§ **What the exercise asks**
Return the records word for word. Any pictures in them are not part of the copy.

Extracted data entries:
"""

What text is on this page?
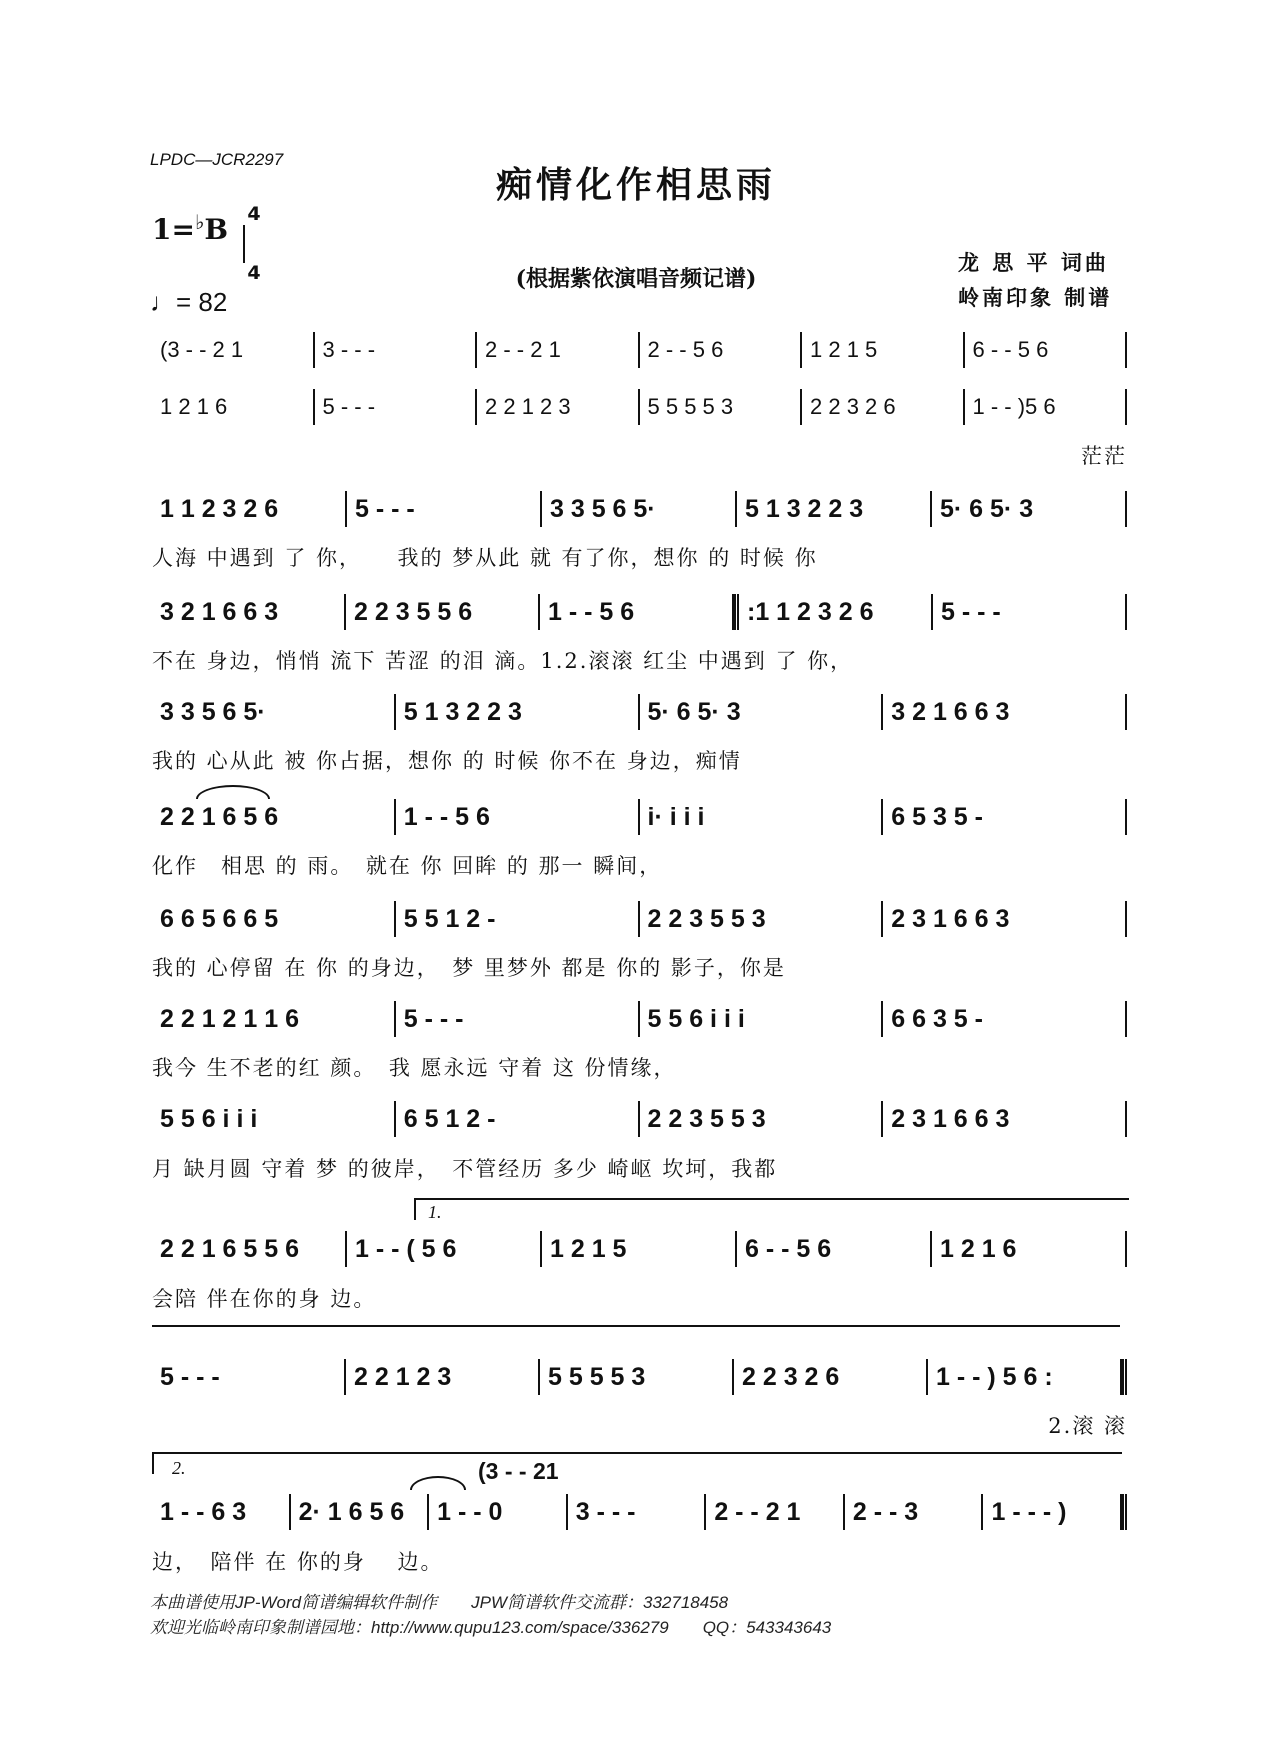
LPDC—JCR2297
痴情化作相思雨
1=♭B 4
4
♩= 82
(根据紫依演唱音频记谱)
龙 思 平 词曲
岭南印象 制谱
(3 - - 2 1	3 - - -	2 - - 2 1	2 - - 5 6	1 2 1 5	6 - - 5 6
1 2 1 6	5 - - -	2 2 1 2 3	5 5 5 5 3	2 2 3 2 6	1 - - )5 6
茫茫
1 1 2 3 2 6	5 - - -	3 3 5 6 5·	5 1 3 2 2 3	5· 6 5· 3
人海 中遇到 了 你，　　我的 梦从此 就 有了你，想你 的 时候 你
3 2 1 6 6 3	2 2 3 5 5 6	1 - - 5 6	:1 1 2 3 2 6	5 - - -
不在 身边，悄悄 流下 苦涩 的泪 滴。1.2.滚滚 红尘 中遇到 了 你，
3 3 5 6 5·	5 1 3 2 2 3	5· 6 5· 3	3 2 1 6 6 3
我的 心从此 被 你占据，想你 的 时候 你不在 身边，痴情
2 2 1 6 5 6	1 - - 5 6	i· i i i	6 5 3 5 -
化作　相思 的 雨。　就在 你 回眸 的 那一 瞬间，
6 6 5 6 6 5	5 5 1 2 -	2 2 3 5 5 3	2 3 1 6 6 3
我的 心停留 在 你 的身边，　梦 里梦外 都是 你的 影子，你是
2 2 1 2 1 1 6	5 - - -	5 5 6 i i i	6 6 3 5 -
我今 生不老的红 颜。　我 愿永远 守着 这 份情缘，
5 5 6 i i i	6 5 1 2 -	2 2 3 5 5 3	2 3 1 6 6 3
月 缺月圆 守着 梦 的彼岸，　不管经历 多少 崎岖 坎坷，我都
1.
2 2 1 6 5 5 6	1 - - ( 5 6	1 2 1 5	6 - - 5 6	1 2 1 6
会陪 伴在你的身 边。
5 - - -	2 2 1 2 3	5 5 5 5 3	2 2 3 2 6	1 - - ) 5 6 :
2.滚 滚
2.	(3 - - 21
1 - - 6 3	2· 1 6 5 6	1 - - 0	3 - - -	2 - - 2 1	2 - - 3	1 - - - )
边，　陪伴 在 你的身　 边。
本曲谱使用JP-Word简谱编辑软件制作　　JPW简谱软件交流群：332718458
欢迎光临岭南印象制谱园地：http://www.qupu123.com/space/336279　　QQ：543343643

"""

§ **Task answer**
What text is on this page?
LPDC—JCR2297
痴情化作相思雨
1=♭B 4
4
♩= 82
(根据紫依演唱音频记谱)
龙 思 平 词曲
岭南印象 制谱
(3 - - 2 1	3 - - -	2 - - 2 1	2 - - 5 6	1 2 1 5	6 - - 5 6
1 2 1 6	5 - - -	2 2 1 2 3	5 5 5 5 3	2 2 3 2 6	1 - - )5 6
茫茫
1 1 2 3 2 6	5 - - -	3 3 5 6 5·	5 1 3 2 2 3	5· 6 5· 3
人海 中遇到 了 你，　　我的 梦从此 就 有了你，想你 的 时候 你
3 2 1 6 6 3	2 2 3 5 5 6	1 - - 5 6	:1 1 2 3 2 6	5 - - -
不在 身边，悄悄 流下 苦涩 的泪 滴。1.2.滚滚 红尘 中遇到 了 你，
3 3 5 6 5·	5 1 3 2 2 3	5· 6 5· 3	3 2 1 6 6 3
我的 心从此 被 你占据，想你 的 时候 你不在 身边，痴情
2 2 1 6 5 6	1 - - 5 6	i· i i i	6 5 3 5 -
化作　相思 的 雨。　就在 你 回眸 的 那一 瞬间，
6 6 5 6 6 5	5 5 1 2 -	2 2 3 5 5 3	2 3 1 6 6 3
我的 心停留 在 你 的身边，　梦 里梦外 都是 你的 影子，你是
2 2 1 2 1 1 6	5 - - -	5 5 6 i i i	6 6 3 5 -
我今 生不老的红 颜。　我 愿永远 守着 这 份情缘，
5 5 6 i i i	6 5 1 2 -	2 2 3 5 5 3	2 3 1 6 6 3
月 缺月圆 守着 梦 的彼岸，　不管经历 多少 崎岖 坎坷，我都
1.
2 2 1 6 5 5 6	1 - - ( 5 6	1 2 1 5	6 - - 5 6	1 2 1 6
会陪 伴在你的身 边。
5 - - -	2 2 1 2 3	5 5 5 5 3	2 2 3 2 6	1 - - ) 5 6 :
2.滚 滚
2.	(3 - - 21
1 - - 6 3	2· 1 6 5 6	1 - - 0	3 - - -	2 - - 2 1	2 - - 3	1 - - - )
边，　陪伴 在 你的身　 边。
本曲谱使用JP-Word简谱编辑软件制作　　JPW简谱软件交流群：332718458
欢迎光临岭南印象制谱园地：http://www.qupu123.com/space/336279　　QQ：543343643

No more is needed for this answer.